[Stored data entries]
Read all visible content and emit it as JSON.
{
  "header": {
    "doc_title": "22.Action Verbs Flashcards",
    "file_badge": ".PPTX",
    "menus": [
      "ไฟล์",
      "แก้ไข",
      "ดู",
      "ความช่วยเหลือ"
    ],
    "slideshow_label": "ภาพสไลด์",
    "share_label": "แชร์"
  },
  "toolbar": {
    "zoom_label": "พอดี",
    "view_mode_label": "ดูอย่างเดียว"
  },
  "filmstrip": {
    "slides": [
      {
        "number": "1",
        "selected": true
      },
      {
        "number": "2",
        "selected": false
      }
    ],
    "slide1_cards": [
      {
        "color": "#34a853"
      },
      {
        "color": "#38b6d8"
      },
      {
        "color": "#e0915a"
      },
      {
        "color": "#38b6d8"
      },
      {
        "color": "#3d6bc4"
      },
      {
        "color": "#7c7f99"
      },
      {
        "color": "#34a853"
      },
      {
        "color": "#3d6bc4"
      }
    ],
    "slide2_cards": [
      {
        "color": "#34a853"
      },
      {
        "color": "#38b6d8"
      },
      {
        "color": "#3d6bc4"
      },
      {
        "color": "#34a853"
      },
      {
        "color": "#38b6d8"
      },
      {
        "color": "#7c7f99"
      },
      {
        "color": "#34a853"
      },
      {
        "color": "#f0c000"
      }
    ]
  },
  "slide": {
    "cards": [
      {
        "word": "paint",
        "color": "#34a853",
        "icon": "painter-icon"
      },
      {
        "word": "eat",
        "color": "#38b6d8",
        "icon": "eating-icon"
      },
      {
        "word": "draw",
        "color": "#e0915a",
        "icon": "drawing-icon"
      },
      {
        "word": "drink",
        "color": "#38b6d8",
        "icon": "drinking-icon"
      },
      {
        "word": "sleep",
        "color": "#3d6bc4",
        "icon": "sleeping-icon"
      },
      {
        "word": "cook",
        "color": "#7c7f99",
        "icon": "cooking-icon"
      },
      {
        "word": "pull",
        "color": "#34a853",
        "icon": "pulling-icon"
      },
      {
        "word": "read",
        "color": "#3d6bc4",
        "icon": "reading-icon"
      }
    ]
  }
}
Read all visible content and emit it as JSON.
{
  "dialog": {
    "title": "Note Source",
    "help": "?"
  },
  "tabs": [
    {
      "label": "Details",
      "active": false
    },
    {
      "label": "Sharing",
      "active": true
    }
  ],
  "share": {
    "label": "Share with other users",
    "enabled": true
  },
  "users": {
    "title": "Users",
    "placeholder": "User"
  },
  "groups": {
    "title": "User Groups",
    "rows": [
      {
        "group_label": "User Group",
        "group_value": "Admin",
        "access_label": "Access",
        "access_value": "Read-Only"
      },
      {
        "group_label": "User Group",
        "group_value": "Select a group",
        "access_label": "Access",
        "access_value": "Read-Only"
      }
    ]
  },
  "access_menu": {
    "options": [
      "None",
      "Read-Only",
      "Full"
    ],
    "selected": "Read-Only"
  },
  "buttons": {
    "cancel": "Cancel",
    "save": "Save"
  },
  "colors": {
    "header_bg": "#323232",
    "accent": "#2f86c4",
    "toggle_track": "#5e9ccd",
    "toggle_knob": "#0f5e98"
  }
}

### [GIVEN REQUEST]
Type out all of the material again, word for word.

### [FINISHED ANSWER]
Read all visible content and emit it as JSON.
{
  "header": {
    "doc_title": "22.Action Verbs Flashcards",
    "file_badge": ".PPTX",
    "menus": [
      "ไฟล์",
      "แก้ไข",
      "ดู",
      "ความช่วยเหลือ"
    ],
    "slideshow_label": "ภาพสไลด์",
    "share_label": "แชร์"
  },
  "toolbar": {
    "zoom_label": "พอดี",
    "view_mode_label": "ดูอย่างเดียว"
  },
  "filmstrip": {
    "slides": [
      {
        "number": "1",
        "selected": true
      },
      {
        "number": "2",
        "selected": false
      }
    ],
    "slide1_cards": [
      {
        "color": "#34a853"
      },
      {
        "color": "#38b6d8"
      },
      {
        "color": "#e0915a"
      },
      {
        "color": "#38b6d8"
      },
      {
        "color": "#3d6bc4"
      },
      {
        "color": "#7c7f99"
      },
      {
        "color": "#34a853"
      },
      {
        "color": "#3d6bc4"
      }
    ],
    "slide2_cards": [
      {
        "color": "#34a853"
      },
      {
        "color": "#38b6d8"
      },
      {
        "color": "#3d6bc4"
      },
      {
        "color": "#34a853"
      },
      {
        "color": "#38b6d8"
      },
      {
        "color": "#7c7f99"
      },
      {
        "color": "#34a853"
      },
      {
        "color": "#f0c000"
      }
    ]
  },
  "slide": {
    "cards": [
      {
        "word": "paint",
        "color": "#34a853",
        "icon": "painter-icon"
      },
      {
        "word": "eat",
        "color": "#38b6d8",
        "icon": "eating-icon"
      },
      {
        "word": "draw",
        "color": "#e0915a",
        "icon": "drawing-icon"
      },
      {
        "word": "drink",
        "color": "#38b6d8",
        "icon": "drinking-icon"
      },
      {
        "word": "sleep",
        "color": "#3d6bc4",
        "icon": "sleeping-icon"
      },
      {
        "word": "cook",
        "color": "#7c7f99",
        "icon": "cooking-icon"
      },
      {
        "word": "pull",
        "color": "#34a853",
        "icon": "pulling-icon"
      },
      {
        "word": "read",
        "color": "#3d6bc4",
        "icon": "reading-icon"
      }
    ]
  }
}
Read all visible content and emit it as JSON.
{
  "dialog": {
    "title": "Note Source",
    "help": "?"
  },
  "tabs": [
    {
      "label": "Details",
      "active": false
    },
    {
      "label": "Sharing",
      "active": true
    }
  ],
  "share": {
    "label": "Share with other users",
    "enabled": true
  },
  "users": {
    "title": "Users",
    "placeholder": "User"
  },
  "groups": {
    "title": "User Groups",
    "rows": [
      {
        "group_label": "User Group",
        "group_value": "Admin",
        "access_label": "Access",
        "access_value": "Read-Only"
      },
      {
        "group_label": "User Group",
        "group_value": "Select a group",
        "access_label": "Access",
        "access_value": "Read-Only"
      }
    ]
  },
  "access_menu": {
    "options": [
      "None",
      "Read-Only",
      "Full"
    ],
    "selected": "Read-Only"
  },
  "buttons": {
    "cancel": "Cancel",
    "save": "Save"
  },
  "colors": {
    "header_bg": "#323232",
    "accent": "#2f86c4",
    "toggle_track": "#5e9ccd",
    "toggle_knob": "#0f5e98"
  }
}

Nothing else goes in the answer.